*TASK DETAILS*
Each entry has to be copied exactly, with nothing missed.

## begin DATASET RECORDS

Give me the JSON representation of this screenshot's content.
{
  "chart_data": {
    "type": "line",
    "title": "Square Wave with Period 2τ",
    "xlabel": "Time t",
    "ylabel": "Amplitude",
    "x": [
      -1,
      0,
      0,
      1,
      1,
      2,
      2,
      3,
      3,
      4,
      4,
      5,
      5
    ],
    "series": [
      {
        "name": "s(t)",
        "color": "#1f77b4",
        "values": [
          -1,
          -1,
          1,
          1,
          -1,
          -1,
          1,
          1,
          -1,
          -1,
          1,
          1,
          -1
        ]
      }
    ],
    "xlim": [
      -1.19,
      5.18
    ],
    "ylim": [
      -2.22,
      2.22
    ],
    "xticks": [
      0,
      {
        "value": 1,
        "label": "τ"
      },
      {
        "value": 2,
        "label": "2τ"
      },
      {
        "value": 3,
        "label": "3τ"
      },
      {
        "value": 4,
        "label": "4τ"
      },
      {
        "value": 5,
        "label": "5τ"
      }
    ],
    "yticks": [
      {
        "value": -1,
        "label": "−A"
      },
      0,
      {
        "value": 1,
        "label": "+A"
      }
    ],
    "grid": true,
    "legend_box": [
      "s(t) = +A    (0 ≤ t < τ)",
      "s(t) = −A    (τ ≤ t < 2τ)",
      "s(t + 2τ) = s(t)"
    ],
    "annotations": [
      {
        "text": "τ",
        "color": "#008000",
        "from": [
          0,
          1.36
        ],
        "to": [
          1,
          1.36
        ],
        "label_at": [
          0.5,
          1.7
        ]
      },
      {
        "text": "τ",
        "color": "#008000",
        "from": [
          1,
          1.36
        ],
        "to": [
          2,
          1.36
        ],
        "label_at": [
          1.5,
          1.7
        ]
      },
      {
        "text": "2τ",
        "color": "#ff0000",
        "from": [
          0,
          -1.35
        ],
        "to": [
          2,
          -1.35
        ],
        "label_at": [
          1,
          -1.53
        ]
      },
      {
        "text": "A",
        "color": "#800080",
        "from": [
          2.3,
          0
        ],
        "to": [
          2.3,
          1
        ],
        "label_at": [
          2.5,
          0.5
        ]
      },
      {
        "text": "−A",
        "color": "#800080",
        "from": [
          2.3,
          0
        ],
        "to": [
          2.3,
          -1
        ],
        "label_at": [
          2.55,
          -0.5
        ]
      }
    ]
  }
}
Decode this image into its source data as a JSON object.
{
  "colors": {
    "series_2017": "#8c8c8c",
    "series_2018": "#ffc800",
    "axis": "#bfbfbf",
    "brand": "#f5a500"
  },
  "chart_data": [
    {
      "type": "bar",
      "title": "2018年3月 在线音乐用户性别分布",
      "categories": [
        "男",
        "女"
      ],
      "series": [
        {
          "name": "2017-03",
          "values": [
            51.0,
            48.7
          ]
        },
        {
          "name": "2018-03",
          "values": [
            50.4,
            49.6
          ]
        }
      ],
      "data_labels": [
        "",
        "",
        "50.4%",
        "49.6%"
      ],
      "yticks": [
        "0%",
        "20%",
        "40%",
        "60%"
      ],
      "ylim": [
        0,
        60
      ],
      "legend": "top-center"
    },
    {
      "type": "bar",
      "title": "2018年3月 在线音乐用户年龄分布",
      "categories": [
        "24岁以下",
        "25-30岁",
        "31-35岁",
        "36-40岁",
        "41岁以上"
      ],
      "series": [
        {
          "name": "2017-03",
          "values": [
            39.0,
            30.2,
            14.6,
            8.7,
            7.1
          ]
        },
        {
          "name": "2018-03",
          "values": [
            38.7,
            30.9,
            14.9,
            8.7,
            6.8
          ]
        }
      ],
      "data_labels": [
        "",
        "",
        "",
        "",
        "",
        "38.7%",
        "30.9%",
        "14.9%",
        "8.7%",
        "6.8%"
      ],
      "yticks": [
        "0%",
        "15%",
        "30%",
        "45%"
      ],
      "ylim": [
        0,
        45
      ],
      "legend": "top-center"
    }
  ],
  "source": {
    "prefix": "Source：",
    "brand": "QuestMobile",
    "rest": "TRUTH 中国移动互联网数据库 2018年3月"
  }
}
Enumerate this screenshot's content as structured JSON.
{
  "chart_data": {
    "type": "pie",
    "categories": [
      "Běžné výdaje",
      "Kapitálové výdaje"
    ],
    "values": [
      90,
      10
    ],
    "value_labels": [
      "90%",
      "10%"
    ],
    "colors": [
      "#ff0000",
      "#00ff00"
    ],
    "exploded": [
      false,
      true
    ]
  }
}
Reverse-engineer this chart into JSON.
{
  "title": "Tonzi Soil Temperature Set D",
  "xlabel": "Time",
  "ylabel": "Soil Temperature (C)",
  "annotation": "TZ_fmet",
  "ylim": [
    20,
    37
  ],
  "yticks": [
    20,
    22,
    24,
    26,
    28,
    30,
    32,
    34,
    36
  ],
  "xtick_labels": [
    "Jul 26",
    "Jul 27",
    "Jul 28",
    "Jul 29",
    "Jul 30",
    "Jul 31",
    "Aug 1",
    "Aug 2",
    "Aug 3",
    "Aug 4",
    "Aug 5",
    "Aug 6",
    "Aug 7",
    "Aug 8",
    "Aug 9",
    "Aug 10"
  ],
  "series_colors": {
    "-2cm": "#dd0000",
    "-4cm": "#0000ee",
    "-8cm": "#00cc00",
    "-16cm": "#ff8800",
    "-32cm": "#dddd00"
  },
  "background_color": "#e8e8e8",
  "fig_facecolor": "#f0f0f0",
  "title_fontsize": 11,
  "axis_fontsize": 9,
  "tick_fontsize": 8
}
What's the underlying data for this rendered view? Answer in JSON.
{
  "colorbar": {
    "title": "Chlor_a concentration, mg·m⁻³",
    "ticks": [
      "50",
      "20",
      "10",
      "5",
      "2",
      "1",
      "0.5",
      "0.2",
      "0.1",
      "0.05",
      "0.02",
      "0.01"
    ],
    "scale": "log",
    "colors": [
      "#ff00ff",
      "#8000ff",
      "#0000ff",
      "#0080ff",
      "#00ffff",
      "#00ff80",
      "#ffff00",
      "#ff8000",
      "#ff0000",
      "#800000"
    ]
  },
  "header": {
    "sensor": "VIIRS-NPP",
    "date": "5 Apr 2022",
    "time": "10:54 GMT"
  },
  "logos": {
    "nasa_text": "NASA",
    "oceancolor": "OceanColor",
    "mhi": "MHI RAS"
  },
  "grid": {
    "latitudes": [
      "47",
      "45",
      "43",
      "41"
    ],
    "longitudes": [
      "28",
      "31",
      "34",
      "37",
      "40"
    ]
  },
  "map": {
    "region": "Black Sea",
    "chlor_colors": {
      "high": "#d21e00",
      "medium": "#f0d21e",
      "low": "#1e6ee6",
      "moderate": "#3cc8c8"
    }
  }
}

## end DATASET RECORDS

*ANSWER FOR THIS EXERCISE*
Give me the JSON representation of this screenshot's content.
{
  "chart_data": {
    "type": "line",
    "title": "Square Wave with Period 2τ",
    "xlabel": "Time t",
    "ylabel": "Amplitude",
    "x": [
      -1,
      0,
      0,
      1,
      1,
      2,
      2,
      3,
      3,
      4,
      4,
      5,
      5
    ],
    "series": [
      {
        "name": "s(t)",
        "color": "#1f77b4",
        "values": [
          -1,
          -1,
          1,
          1,
          -1,
          -1,
          1,
          1,
          -1,
          -1,
          1,
          1,
          -1
        ]
      }
    ],
    "xlim": [
      -1.19,
      5.18
    ],
    "ylim": [
      -2.22,
      2.22
    ],
    "xticks": [
      0,
      {
        "value": 1,
        "label": "τ"
      },
      {
        "value": 2,
        "label": "2τ"
      },
      {
        "value": 3,
        "label": "3τ"
      },
      {
        "value": 4,
        "label": "4τ"
      },
      {
        "value": 5,
        "label": "5τ"
      }
    ],
    "yticks": [
      {
        "value": -1,
        "label": "−A"
      },
      0,
      {
        "value": 1,
        "label": "+A"
      }
    ],
    "grid": true,
    "legend_box": [
      "s(t) = +A    (0 ≤ t < τ)",
      "s(t) = −A    (τ ≤ t < 2τ)",
      "s(t + 2τ) = s(t)"
    ],
    "annotations": [
      {
        "text": "τ",
        "color": "#008000",
        "from": [
          0,
          1.36
        ],
        "to": [
          1,
          1.36
        ],
        "label_at": [
          0.5,
          1.7
        ]
      },
      {
        "text": "τ",
        "color": "#008000",
        "from": [
          1,
          1.36
        ],
        "to": [
          2,
          1.36
        ],
        "label_at": [
          1.5,
          1.7
        ]
      },
      {
        "text": "2τ",
        "color": "#ff0000",
        "from": [
          0,
          -1.35
        ],
        "to": [
          2,
          -1.35
        ],
        "label_at": [
          1,
          -1.53
        ]
      },
      {
        "text": "A",
        "color": "#800080",
        "from": [
          2.3,
          0
        ],
        "to": [
          2.3,
          1
        ],
        "label_at": [
          2.5,
          0.5
        ]
      },
      {
        "text": "−A",
        "color": "#800080",
        "from": [
          2.3,
          0
        ],
        "to": [
          2.3,
          -1
        ],
        "label_at": [
          2.55,
          -0.5
        ]
      }
    ]
  }
}
Decode this image into its source data as a JSON object.
{
  "colors": {
    "series_2017": "#8c8c8c",
    "series_2018": "#ffc800",
    "axis": "#bfbfbf",
    "brand": "#f5a500"
  },
  "chart_data": [
    {
      "type": "bar",
      "title": "2018年3月 在线音乐用户性别分布",
      "categories": [
        "男",
        "女"
      ],
      "series": [
        {
          "name": "2017-03",
          "values": [
            51.0,
            48.7
          ]
        },
        {
          "name": "2018-03",
          "values": [
            50.4,
            49.6
          ]
        }
      ],
      "data_labels": [
        "",
        "",
        "50.4%",
        "49.6%"
      ],
      "yticks": [
        "0%",
        "20%",
        "40%",
        "60%"
      ],
      "ylim": [
        0,
        60
      ],
      "legend": "top-center"
    },
    {
      "type": "bar",
      "title": "2018年3月 在线音乐用户年龄分布",
      "categories": [
        "24岁以下",
        "25-30岁",
        "31-35岁",
        "36-40岁",
        "41岁以上"
      ],
      "series": [
        {
          "name": "2017-03",
          "values": [
            39.0,
            30.2,
            14.6,
            8.7,
            7.1
          ]
        },
        {
          "name": "2018-03",
          "values": [
            38.7,
            30.9,
            14.9,
            8.7,
            6.8
          ]
        }
      ],
      "data_labels": [
        "",
        "",
        "",
        "",
        "",
        "38.7%",
        "30.9%",
        "14.9%",
        "8.7%",
        "6.8%"
      ],
      "yticks": [
        "0%",
        "15%",
        "30%",
        "45%"
      ],
      "ylim": [
        0,
        45
      ],
      "legend": "top-center"
    }
  ],
  "source": {
    "prefix": "Source：",
    "brand": "QuestMobile",
    "rest": "TRUTH 中国移动互联网数据库 2018年3月"
  }
}
Enumerate this screenshot's content as structured JSON.
{
  "chart_data": {
    "type": "pie",
    "categories": [
      "Běžné výdaje",
      "Kapitálové výdaje"
    ],
    "values": [
      90,
      10
    ],
    "value_labels": [
      "90%",
      "10%"
    ],
    "colors": [
      "#ff0000",
      "#00ff00"
    ],
    "exploded": [
      false,
      true
    ]
  }
}
Reverse-engineer this chart into JSON.
{
  "title": "Tonzi Soil Temperature Set D",
  "xlabel": "Time",
  "ylabel": "Soil Temperature (C)",
  "annotation": "TZ_fmet",
  "ylim": [
    20,
    37
  ],
  "yticks": [
    20,
    22,
    24,
    26,
    28,
    30,
    32,
    34,
    36
  ],
  "xtick_labels": [
    "Jul 26",
    "Jul 27",
    "Jul 28",
    "Jul 29",
    "Jul 30",
    "Jul 31",
    "Aug 1",
    "Aug 2",
    "Aug 3",
    "Aug 4",
    "Aug 5",
    "Aug 6",
    "Aug 7",
    "Aug 8",
    "Aug 9",
    "Aug 10"
  ],
  "series_colors": {
    "-2cm": "#dd0000",
    "-4cm": "#0000ee",
    "-8cm": "#00cc00",
    "-16cm": "#ff8800",
    "-32cm": "#dddd00"
  },
  "background_color": "#e8e8e8",
  "fig_facecolor": "#f0f0f0",
  "title_fontsize": 11,
  "axis_fontsize": 9,
  "tick_fontsize": 8
}
What's the underlying data for this rendered view? Answer in JSON.
{
  "colorbar": {
    "title": "Chlor_a concentration, mg·m⁻³",
    "ticks": [
      "50",
      "20",
      "10",
      "5",
      "2",
      "1",
      "0.5",
      "0.2",
      "0.1",
      "0.05",
      "0.02",
      "0.01"
    ],
    "scale": "log",
    "colors": [
      "#ff00ff",
      "#8000ff",
      "#0000ff",
      "#0080ff",
      "#00ffff",
      "#00ff80",
      "#ffff00",
      "#ff8000",
      "#ff0000",
      "#800000"
    ]
  },
  "header": {
    "sensor": "VIIRS-NPP",
    "date": "5 Apr 2022",
    "time": "10:54 GMT"
  },
  "logos": {
    "nasa_text": "NASA",
    "oceancolor": "OceanColor",
    "mhi": "MHI RAS"
  },
  "grid": {
    "latitudes": [
      "47",
      "45",
      "43",
      "41"
    ],
    "longitudes": [
      "28",
      "31",
      "34",
      "37",
      "40"
    ]
  },
  "map": {
    "region": "Black Sea",
    "chlor_colors": {
      "high": "#d21e00",
      "medium": "#f0d21e",
      "low": "#1e6ee6",
      "moderate": "#3cc8c8"
    }
  }
}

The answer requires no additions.